### Source document
# # #

Port scanning and Nmap 3.5

Inspired by the release of Nmap 3.5, the latest version of the award-winning network security tool, I’ve been exploring network security issues for a couple of weeks now. Nmap’s major skill is port scanning — learning which ports on a machine are “open” and what applications are using them. Sound network security planning dictates that you take a look at your network machines to see what the bad guys can see from outside.Think of a port as being an extension of a machine’s IP address. The IP address itself equates to a street address for an apartment complex. The port number equates to a specific apartment. When packets are sent across the Internet, they include the port number they are destined for as well as the machine address.

Web servers normally listen on port 80, for example. Port 80 is a “well-known” port number, meaning that is where Web servers are usually found. But port numbers are not set in stone. If you’re running a private Web site that you only want your friends to visit, you might decide to have it listen on some other port, and tell only your friends what that port is. Very sneaky — but not sneaky enough. These days port scanners can identify applications regardless of the ports they use.

As a matter of fact, one of the major improvements to Nmap 3.5 is (quoting from the CHANGELOG), “Integrated a ton of service fingerprints, increasing the number of signatures more than 50%. It has now exceeded 1,000 for the first time, and represents 180 unique service protocols from acap, afp, and aim to xml-rpc, zebedee, and zebra.”

If the bad guys know what applications you have exposed to the Internet, the only thing standing between them and your root password is an exploit for the one you’re running. There may not be an exploit — or a gap between exploit and patch — to let them in today, but who can say about next week. That’s one reason for the rampant scanning activity on the Net these days.

Making and breaking the connection

To understand why you need to scan IP ports, it helps to know a little about how the networking protocol makes and breaks connections. When a TCP/IP connection has been established, each end knows the other’s IP address, port number, and the initial sequence number (ISN) the other will use. They learn this information about each other via a “three-way handshake.” Here is how two computers (A and B) negotiate the deal. A sends B a SYN request. The SYN request is directed at a specific port and includes the ISN A will use. If B is listening on the port, it sends A an ACK (acknowledgment) of the SYN request. The ACK includes the ISN B will use. If B is not listening on the port, it sends A a RST (reset) to indicate the connection failed. A sends B an ACK for the ACK B sent in response to the SYN request. When B receives the ACK, the connection is made. Note that as far as A is concerned, the connection is established when it receives the ACK from B. At that point, A knows everything it needs to know. That’s not true for B. This condition is called “half-open.” More on that later when we discuss stealth scans. Now let’s end the connection. Here is how the conversation goes when A decides to break it off with B. A sends B a FIN request, indicating it is finished sending data. B sends A an ACK for the FIN. B may or may not have additional packets to send to A. If it does, it continues the connection until they’ve all been sent. B sends A a FIN request of its own after all its packets to A have been sent. A sends B an ACK for the FIN. The connection is now officially closed. But note that once more we had a period of time (between the receipt by A of B’s ACK for the FIN and the receipt by B of A’s ACK) where the connection was in a “half-open” condition.

# # #

### Collected material
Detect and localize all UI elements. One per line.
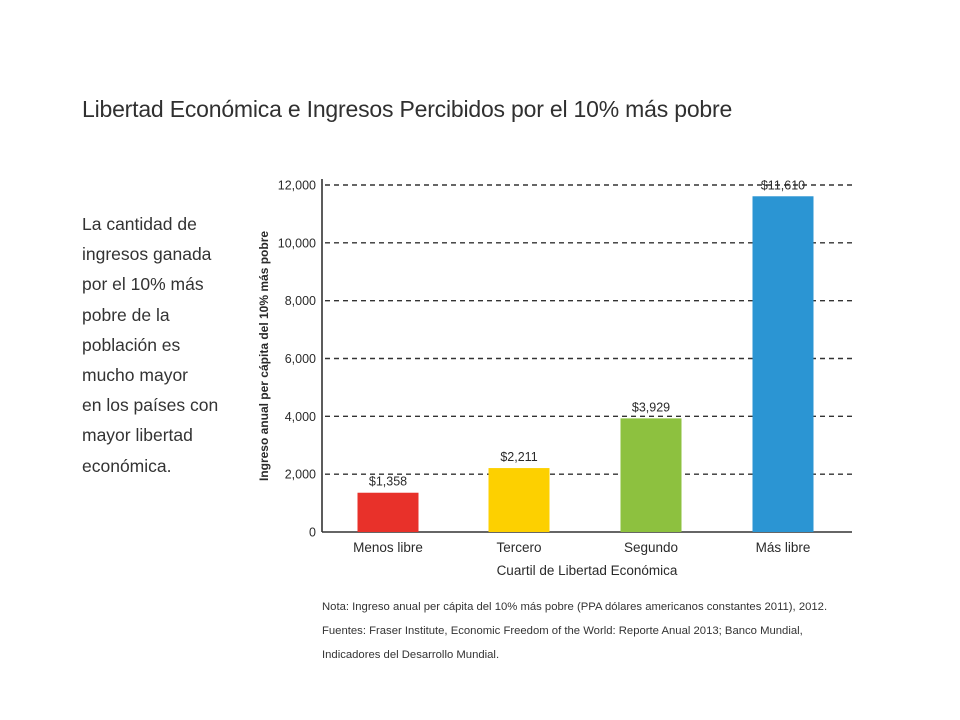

# # #

### Required actions
1 > Using the Nmap 3.5 article, say whether each statement agrees with it, answering yes or no and quoting the words that decide it: (a) Web servers normally listen on port 80. (b) The service signatures in Nmap 3.5 represent 180 unique service protocols. (c) If B is not listening on the port, it sends A an ACK.
2 > Extend the Nmap 3.5 article, picking up after its final sentence.
Nothing in the data is needed here.

### Answers to the tasks
1 >
(a) Yes: "Web servers normally listen on port 80"
(b) Yes: "represents 180 unique service protocols"
(c) No: "If B is not listening on the port, it sends A a RST (reset) to indicate the connection failed."

2 >
Of course, there isn’t anything to keep the bad guys from using Nmap too. Well, not all the bad guys anyway. A licensing change in Nmap 3.5 prohibits SCO from distributing the tool, as noted in the box at the bottom of this story.

Fourteen ways to scan your lover

Nmap 3.5 provides more than a dozen methods to scan a target. They range from the simplest and fastest (the TCP Connect scan) to those conducted with the aid of an unsuspecting third party, like the FTP Bounce and the Idle scans. Here is a brief recap of some of the scan types covered in that paper that are found in Nmap 3.5.

TCP Connect — Tries to establish a connection on every port being probed. Simple, fast, and does not require root access. Also very obvious and likely to set off alarms at the distant end if any intrusion detection system is being run.

TCP SYN — Tries to determine if ports are open or not without establishing a connection. Nmap begins the three-way handshake described above, but if it receives an ACK to its SYN request, it aborts the negotiations by sending a reset (RST). And why not? It already knows the port is open because it received the ACK. This is a so-called “stealth scan” because it isn’t quite as visible in the logs of the target simply because a connection wasn’t made.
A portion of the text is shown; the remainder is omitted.